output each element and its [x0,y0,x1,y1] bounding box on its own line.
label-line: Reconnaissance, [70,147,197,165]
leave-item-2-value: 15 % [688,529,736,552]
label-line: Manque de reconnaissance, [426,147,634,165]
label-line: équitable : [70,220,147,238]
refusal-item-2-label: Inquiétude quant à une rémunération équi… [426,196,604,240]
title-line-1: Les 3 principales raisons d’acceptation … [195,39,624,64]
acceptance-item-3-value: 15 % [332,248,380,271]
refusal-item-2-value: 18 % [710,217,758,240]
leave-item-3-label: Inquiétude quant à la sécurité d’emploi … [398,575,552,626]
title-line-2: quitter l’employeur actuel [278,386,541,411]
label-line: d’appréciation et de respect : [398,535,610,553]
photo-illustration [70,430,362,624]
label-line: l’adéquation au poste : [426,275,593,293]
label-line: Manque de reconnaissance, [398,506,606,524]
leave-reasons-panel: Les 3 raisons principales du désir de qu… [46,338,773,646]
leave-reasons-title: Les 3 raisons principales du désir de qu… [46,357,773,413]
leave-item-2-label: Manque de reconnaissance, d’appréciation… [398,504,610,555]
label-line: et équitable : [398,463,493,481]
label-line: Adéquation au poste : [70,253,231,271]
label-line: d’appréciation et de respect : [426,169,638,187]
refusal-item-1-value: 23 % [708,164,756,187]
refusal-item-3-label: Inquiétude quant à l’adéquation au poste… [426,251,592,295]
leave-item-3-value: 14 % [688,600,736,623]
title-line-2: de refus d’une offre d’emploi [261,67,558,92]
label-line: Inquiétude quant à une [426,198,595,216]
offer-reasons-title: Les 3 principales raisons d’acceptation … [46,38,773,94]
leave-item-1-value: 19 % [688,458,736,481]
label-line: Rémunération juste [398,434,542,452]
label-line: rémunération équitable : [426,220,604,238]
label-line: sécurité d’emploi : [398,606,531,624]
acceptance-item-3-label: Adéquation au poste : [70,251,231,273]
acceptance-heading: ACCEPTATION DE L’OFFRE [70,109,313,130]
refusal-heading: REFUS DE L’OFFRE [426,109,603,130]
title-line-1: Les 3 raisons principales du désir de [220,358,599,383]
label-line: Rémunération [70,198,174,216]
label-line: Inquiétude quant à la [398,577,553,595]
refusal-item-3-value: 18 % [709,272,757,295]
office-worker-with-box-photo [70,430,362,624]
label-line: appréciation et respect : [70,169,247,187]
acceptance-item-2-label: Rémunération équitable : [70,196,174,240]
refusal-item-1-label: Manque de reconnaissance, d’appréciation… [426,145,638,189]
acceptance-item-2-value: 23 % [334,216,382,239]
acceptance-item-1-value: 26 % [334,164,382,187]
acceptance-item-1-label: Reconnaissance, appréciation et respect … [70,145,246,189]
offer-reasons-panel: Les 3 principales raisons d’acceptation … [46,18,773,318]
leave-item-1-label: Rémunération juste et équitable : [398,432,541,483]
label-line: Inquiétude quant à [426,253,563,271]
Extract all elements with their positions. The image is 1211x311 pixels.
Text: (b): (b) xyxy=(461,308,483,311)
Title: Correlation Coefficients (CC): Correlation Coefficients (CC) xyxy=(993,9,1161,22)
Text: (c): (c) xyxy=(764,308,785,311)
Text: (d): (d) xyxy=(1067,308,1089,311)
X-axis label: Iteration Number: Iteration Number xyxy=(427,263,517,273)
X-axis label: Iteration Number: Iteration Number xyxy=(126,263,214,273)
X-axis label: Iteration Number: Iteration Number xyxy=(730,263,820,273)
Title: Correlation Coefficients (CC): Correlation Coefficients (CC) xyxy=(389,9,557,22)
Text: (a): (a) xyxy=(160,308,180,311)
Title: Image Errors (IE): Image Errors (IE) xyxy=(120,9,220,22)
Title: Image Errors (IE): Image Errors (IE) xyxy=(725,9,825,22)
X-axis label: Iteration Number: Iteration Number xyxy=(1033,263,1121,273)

■ ■ ■ ■ ■

▶ _What the task asks_: Reproduce all of the entries above, line for line, with no changes.

▶ _Task response_:
output each element and its [x0,y0,x1,y1] bounding box on its own line.
label-line: Reconnaissance, [70,147,197,165]
leave-item-2-value: 15 % [688,529,736,552]
label-line: Manque de reconnaissance, [426,147,634,165]
label-line: équitable : [70,220,147,238]
refusal-item-2-label: Inquiétude quant à une rémunération équi… [426,196,604,240]
title-line-1: Les 3 principales raisons d’acceptation … [195,39,624,64]
acceptance-item-3-value: 15 % [332,248,380,271]
refusal-item-2-value: 18 % [710,217,758,240]
leave-item-3-label: Inquiétude quant à la sécurité d’emploi … [398,575,552,626]
title-line-2: quitter l’employeur actuel [278,386,541,411]
label-line: d’appréciation et de respect : [398,535,610,553]
photo-illustration [70,430,362,624]
label-line: l’adéquation au poste : [426,275,593,293]
label-line: Manque de reconnaissance, [398,506,606,524]
leave-reasons-panel: Les 3 raisons principales du désir de qu… [46,338,773,646]
leave-reasons-title: Les 3 raisons principales du désir de qu… [46,357,773,413]
leave-item-2-label: Manque de reconnaissance, d’appréciation… [398,504,610,555]
label-line: et équitable : [398,463,493,481]
label-line: Adéquation au poste : [70,253,231,271]
label-line: d’appréciation et de respect : [426,169,638,187]
refusal-item-1-value: 23 % [708,164,756,187]
refusal-item-3-label: Inquiétude quant à l’adéquation au poste… [426,251,592,295]
leave-item-3-value: 14 % [688,600,736,623]
title-line-2: de refus d’une offre d’emploi [261,67,558,92]
label-line: Inquiétude quant à une [426,198,595,216]
offer-reasons-title: Les 3 principales raisons d’acceptation … [46,38,773,94]
leave-item-1-value: 19 % [688,458,736,481]
label-line: Rémunération juste [398,434,542,452]
label-line: rémunération équitable : [426,220,604,238]
label-line: sécurité d’emploi : [398,606,531,624]
acceptance-item-3-label: Adéquation au poste : [70,251,231,273]
acceptance-heading: ACCEPTATION DE L’OFFRE [70,109,313,130]
refusal-heading: REFUS DE L’OFFRE [426,109,603,130]
title-line-1: Les 3 raisons principales du désir de [220,358,599,383]
label-line: Rémunération [70,198,174,216]
label-line: Inquiétude quant à la [398,577,553,595]
refusal-item-3-value: 18 % [709,272,757,295]
office-worker-with-box-photo [70,430,362,624]
label-line: appréciation et respect : [70,169,247,187]
acceptance-item-2-label: Rémunération équitable : [70,196,174,240]
refusal-item-1-label: Manque de reconnaissance, d’appréciation… [426,145,638,189]
acceptance-item-2-value: 23 % [334,216,382,239]
acceptance-item-1-value: 26 % [334,164,382,187]
acceptance-item-1-label: Reconnaissance, appréciation et respect … [70,145,246,189]
offer-reasons-panel: Les 3 principales raisons d’acceptation … [46,18,773,318]
leave-item-1-label: Rémunération juste et équitable : [398,432,541,483]
label-line: Inquiétude quant à [426,253,563,271]
Extract all elements with their positions. The image is 1211x311 pixels.
Text: (b): (b) xyxy=(461,308,483,311)
Title: Correlation Coefficients (CC): Correlation Coefficients (CC) xyxy=(993,9,1161,22)
Text: (c): (c) xyxy=(764,308,785,311)
Text: (d): (d) xyxy=(1067,308,1089,311)
X-axis label: Iteration Number: Iteration Number xyxy=(427,263,517,273)
X-axis label: Iteration Number: Iteration Number xyxy=(126,263,214,273)
X-axis label: Iteration Number: Iteration Number xyxy=(730,263,820,273)
Title: Correlation Coefficients (CC): Correlation Coefficients (CC) xyxy=(389,9,557,22)
Text: (a): (a) xyxy=(160,308,180,311)
Title: Image Errors (IE): Image Errors (IE) xyxy=(120,9,220,22)
Title: Image Errors (IE): Image Errors (IE) xyxy=(725,9,825,22)
X-axis label: Iteration Number: Iteration Number xyxy=(1033,263,1121,273)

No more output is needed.